- [Records to process]

+-------+

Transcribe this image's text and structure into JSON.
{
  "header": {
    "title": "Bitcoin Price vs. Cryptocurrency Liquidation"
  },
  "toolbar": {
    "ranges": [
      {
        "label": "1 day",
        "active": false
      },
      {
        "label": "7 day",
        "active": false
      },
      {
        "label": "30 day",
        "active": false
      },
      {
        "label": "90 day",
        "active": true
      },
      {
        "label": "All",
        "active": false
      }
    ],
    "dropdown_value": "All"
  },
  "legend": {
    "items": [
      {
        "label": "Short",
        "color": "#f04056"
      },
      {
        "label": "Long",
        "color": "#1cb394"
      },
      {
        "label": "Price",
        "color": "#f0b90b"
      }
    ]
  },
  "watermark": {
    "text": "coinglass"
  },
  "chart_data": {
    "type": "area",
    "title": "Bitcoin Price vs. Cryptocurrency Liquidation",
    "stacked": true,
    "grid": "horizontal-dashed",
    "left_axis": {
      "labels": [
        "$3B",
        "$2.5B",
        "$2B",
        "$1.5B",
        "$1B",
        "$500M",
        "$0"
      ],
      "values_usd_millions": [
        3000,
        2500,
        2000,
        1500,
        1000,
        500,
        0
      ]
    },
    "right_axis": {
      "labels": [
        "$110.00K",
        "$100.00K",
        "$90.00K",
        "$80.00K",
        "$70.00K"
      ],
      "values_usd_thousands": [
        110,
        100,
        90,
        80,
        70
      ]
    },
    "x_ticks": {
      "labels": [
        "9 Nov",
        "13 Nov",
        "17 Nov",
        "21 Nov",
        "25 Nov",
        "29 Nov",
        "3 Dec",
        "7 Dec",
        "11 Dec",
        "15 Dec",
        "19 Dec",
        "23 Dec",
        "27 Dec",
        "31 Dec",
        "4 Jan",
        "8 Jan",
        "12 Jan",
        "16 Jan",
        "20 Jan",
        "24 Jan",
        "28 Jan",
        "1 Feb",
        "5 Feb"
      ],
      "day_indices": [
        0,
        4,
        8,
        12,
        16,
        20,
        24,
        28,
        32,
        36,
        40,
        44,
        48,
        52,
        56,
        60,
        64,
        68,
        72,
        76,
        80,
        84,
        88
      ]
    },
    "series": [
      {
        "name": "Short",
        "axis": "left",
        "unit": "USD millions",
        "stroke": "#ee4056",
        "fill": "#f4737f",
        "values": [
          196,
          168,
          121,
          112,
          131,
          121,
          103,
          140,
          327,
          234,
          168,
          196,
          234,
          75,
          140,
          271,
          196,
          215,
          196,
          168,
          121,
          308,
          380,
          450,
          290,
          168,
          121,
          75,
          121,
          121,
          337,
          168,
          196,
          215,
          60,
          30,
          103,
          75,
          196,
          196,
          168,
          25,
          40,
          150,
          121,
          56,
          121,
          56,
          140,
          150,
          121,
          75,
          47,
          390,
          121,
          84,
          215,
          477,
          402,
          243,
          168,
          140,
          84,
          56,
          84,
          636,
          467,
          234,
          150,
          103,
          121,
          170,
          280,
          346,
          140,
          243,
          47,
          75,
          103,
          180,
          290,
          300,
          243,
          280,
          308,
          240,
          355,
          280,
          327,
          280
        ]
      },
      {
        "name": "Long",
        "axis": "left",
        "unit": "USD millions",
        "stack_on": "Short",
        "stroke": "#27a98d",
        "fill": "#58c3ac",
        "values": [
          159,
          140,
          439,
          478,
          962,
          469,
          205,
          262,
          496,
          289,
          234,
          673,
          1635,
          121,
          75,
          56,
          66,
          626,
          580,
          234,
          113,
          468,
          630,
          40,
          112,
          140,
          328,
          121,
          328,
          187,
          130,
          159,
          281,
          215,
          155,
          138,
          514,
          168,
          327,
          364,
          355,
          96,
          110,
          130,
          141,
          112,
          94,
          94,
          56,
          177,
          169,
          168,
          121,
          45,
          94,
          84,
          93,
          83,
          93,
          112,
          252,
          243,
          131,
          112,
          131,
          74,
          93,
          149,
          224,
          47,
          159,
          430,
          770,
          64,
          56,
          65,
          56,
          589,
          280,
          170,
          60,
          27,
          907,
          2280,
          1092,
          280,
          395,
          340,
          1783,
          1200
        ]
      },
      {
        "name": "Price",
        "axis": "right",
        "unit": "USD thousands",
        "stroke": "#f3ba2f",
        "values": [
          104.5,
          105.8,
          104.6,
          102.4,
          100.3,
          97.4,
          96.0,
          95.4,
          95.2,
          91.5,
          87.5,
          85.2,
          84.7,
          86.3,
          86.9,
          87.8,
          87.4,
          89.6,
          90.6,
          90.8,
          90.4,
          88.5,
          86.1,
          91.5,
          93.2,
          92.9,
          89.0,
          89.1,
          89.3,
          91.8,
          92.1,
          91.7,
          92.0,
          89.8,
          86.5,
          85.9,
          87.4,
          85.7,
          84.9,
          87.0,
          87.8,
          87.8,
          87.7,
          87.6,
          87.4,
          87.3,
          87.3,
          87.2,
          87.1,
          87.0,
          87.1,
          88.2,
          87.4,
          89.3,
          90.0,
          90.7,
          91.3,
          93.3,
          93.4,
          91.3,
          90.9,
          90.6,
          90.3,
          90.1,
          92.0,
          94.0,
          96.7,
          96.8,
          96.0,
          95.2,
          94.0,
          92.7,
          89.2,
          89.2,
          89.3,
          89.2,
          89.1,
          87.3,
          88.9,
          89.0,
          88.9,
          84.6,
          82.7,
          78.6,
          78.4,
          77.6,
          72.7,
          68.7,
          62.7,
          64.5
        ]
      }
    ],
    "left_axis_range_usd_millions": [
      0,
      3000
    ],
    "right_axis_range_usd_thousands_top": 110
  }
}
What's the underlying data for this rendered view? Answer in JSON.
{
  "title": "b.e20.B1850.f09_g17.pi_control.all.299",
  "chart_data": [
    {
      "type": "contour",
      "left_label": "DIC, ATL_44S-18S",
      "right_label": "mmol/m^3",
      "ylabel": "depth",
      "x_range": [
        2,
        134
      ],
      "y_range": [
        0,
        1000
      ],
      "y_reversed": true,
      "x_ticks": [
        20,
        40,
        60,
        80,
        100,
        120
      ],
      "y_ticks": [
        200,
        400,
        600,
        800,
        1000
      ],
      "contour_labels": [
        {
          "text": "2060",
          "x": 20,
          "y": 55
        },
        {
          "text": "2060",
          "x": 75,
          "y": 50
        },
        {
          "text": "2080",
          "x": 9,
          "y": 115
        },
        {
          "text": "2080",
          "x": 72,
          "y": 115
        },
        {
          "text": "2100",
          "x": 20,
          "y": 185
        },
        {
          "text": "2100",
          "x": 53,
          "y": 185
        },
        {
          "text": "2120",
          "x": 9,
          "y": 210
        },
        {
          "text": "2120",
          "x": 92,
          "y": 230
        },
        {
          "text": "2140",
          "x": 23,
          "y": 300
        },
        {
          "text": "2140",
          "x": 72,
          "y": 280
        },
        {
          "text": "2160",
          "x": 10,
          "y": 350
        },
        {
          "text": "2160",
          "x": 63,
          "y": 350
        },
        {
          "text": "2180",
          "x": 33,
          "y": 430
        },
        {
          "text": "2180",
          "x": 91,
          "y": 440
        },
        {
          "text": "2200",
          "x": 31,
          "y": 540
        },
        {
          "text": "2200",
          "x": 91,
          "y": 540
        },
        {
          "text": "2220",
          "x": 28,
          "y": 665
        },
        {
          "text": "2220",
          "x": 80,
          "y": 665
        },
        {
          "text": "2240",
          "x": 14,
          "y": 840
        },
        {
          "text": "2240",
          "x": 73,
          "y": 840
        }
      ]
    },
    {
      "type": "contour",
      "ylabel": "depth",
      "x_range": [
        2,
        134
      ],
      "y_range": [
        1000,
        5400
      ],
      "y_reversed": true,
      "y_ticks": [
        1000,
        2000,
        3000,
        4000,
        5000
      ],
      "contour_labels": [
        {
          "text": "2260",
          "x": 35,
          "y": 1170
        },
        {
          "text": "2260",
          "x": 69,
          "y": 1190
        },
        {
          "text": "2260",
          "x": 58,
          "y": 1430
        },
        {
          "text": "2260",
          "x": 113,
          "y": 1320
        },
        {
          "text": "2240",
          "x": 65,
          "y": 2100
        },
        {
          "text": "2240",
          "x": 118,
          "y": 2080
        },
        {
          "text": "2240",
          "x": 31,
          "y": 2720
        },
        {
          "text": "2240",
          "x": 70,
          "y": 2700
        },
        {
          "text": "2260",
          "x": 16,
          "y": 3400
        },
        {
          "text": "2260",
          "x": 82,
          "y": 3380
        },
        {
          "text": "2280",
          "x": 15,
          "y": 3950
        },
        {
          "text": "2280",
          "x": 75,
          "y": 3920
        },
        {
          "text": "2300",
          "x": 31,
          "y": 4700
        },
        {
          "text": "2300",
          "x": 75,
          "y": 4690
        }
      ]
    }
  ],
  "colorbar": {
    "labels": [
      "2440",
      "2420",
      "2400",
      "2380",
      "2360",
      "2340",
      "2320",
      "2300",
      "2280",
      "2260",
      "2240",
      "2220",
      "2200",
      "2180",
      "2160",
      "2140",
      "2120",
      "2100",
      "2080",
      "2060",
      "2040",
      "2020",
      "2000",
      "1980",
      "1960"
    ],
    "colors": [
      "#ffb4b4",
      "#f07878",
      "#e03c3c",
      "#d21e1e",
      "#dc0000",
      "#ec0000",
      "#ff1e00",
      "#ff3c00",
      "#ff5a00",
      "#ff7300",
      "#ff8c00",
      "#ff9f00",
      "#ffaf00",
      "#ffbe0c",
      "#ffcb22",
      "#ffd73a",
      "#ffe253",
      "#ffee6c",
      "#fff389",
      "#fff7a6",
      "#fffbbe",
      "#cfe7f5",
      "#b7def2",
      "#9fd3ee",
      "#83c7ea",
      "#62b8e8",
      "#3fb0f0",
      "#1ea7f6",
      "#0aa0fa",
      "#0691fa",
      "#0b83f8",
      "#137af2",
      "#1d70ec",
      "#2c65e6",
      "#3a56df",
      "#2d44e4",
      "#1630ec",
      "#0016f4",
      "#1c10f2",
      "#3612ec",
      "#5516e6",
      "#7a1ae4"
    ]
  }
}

+-------+

- [What the exercise asks] Extract, from the material above, each line holding the word "JSON".

- [Final result]
Transcribe this image's text and structure into JSON.
What's the underlying data for this rendered view? Answer in JSON.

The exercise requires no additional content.